Instruction:
Repeat only the lines below from the one that contains "What data populates" through the final line, exactly. Omit pictures.

Supplied data:
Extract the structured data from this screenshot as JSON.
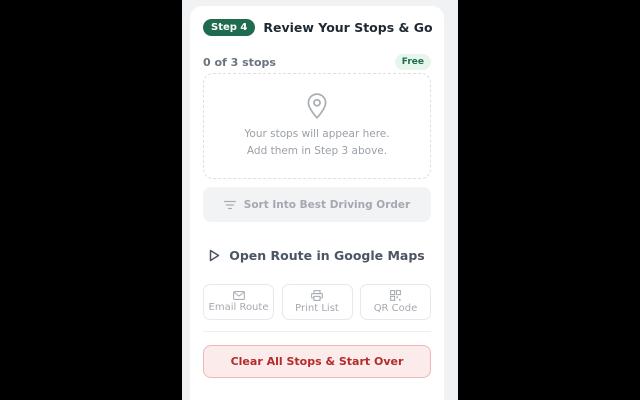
{
  "step": {
    "badge": "Step 4",
    "title": "Review Your Stops & Go"
  },
  "stops": {
    "count_text": "0 of 3 stops",
    "plan_badge": "Free"
  },
  "empty_state": {
    "icon": "map-pin-icon",
    "line1": "Your stops will appear here.",
    "line2": "Add them in Step 3 above."
  },
  "sort_button": {
    "icon": "sort-lines-icon",
    "label": "Sort Into Best Driving Order"
  },
  "maps_button": {
    "icon": "play-icon",
    "label": "Open Route in Google Maps"
  },
  "actions": [
    {
      "icon": "mail-icon",
      "label": "Email Route"
    },
    {
      "icon": "printer-icon",
      "label": "Print List"
    },
    {
      "icon": "qr-code-icon",
      "label": "QR Code"
    }
  ],
  "clear_button": {
    "label": "Clear All Stops & Start Over"
  },
  "colors": {
    "brand_green": "#1e6b4f",
    "free_bg": "#e7f6ec",
    "danger_text": "#b42b2b",
    "danger_bg": "#fcebeb",
    "danger_border": "#f0b6b6",
    "muted_text": "#a4a9b0",
    "background": "#000000"
  }
}
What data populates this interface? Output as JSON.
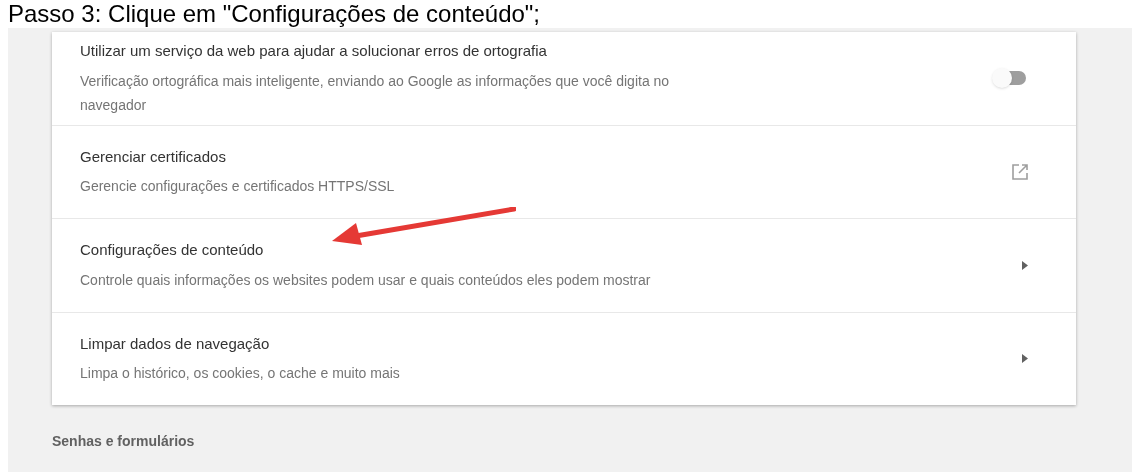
{
  "caption": "Passo 3: Clique em \"Configurações de conteúdo\";",
  "settings": [
    {
      "kind": "toggle",
      "title": "Utilizar um serviço da web para ajudar a solucionar erros de ortografia",
      "description": "Verificação ortográfica mais inteligente, enviando ao Google as informações que você digita no navegador",
      "on": false
    },
    {
      "kind": "external",
      "title": "Gerenciar certificados",
      "description": "Gerencie configurações e certificados HTTPS/SSL"
    },
    {
      "kind": "arrow",
      "title": "Configurações de conteúdo",
      "description": "Controle quais informações os websites podem usar e quais conteúdos eles podem mostrar"
    },
    {
      "kind": "arrow",
      "title": "Limpar dados de navegação",
      "description": "Limpa o histórico, os cookies, o cache e muito mais"
    }
  ],
  "section_heading": "Senhas e formulários"
}
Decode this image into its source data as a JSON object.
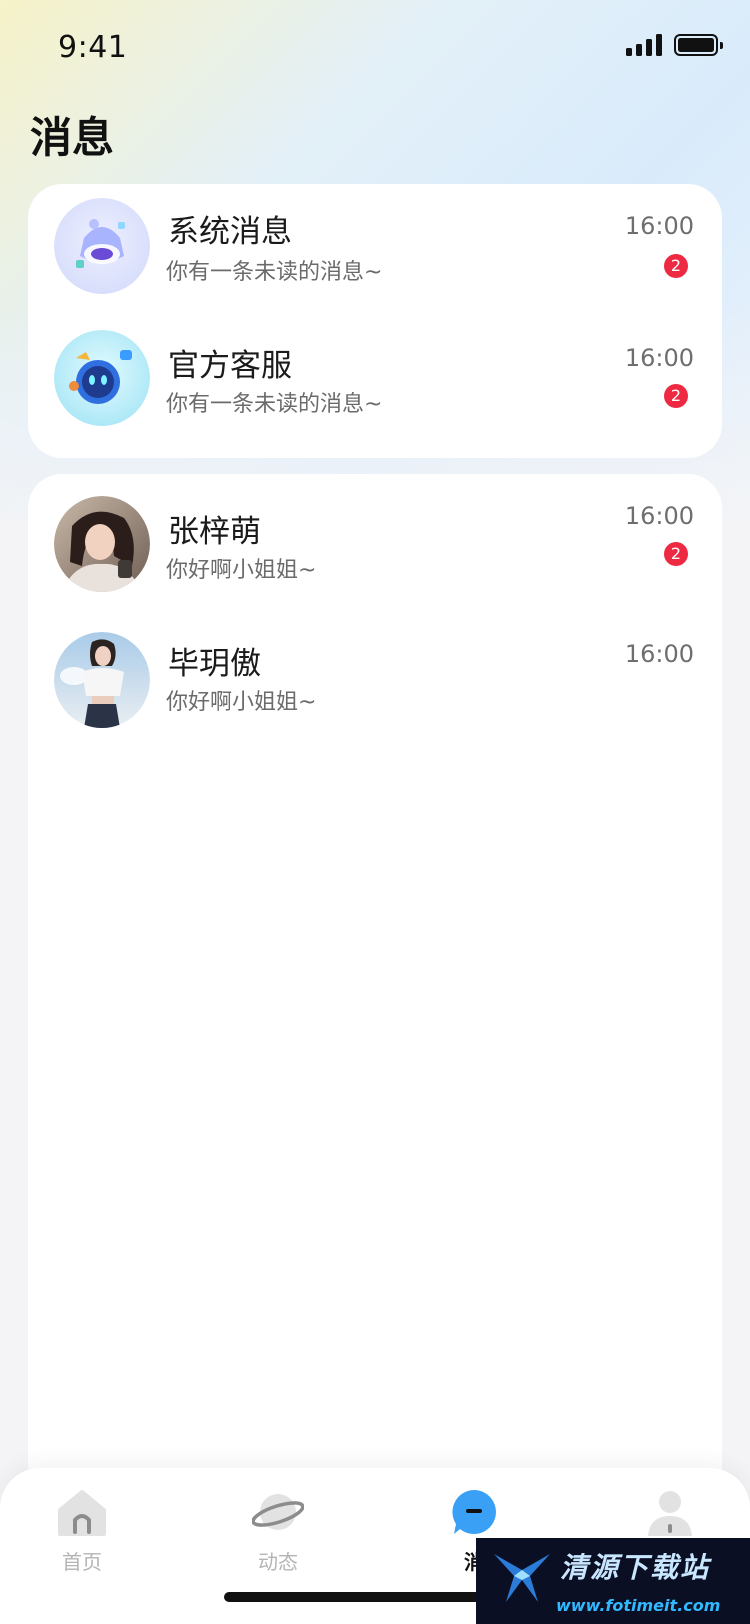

Result for this exercise:
What data populates this interface? Output as JSON.
{
  "caption": "Passo 3: Clique em \"Configurações de conteúdo\";",
  "settings": [
    {
      "kind": "toggle",
      "title": "Utilizar um serviço da web para ajudar a solucionar erros de ortografia",
      "description": "Verificação ortográfica mais inteligente, enviando ao Google as informações que você digita no navegador",
      "on": false
    },
    {
      "kind": "external",
      "title": "Gerenciar certificados",
      "description": "Gerencie configurações e certificados HTTPS/SSL"
    },
    {
      "kind": "arrow",
      "title": "Configurações de conteúdo",
      "description": "Controle quais informações os websites podem usar e quais conteúdos eles podem mostrar"
    },
    {
      "kind": "arrow",
      "title": "Limpar dados de navegação",
      "description": "Limpa o histórico, os cookies, o cache e muito mais"
    }
  ],
  "section_heading": "Senhas e formulários"
}
Decode this image into its source data as a JSON object.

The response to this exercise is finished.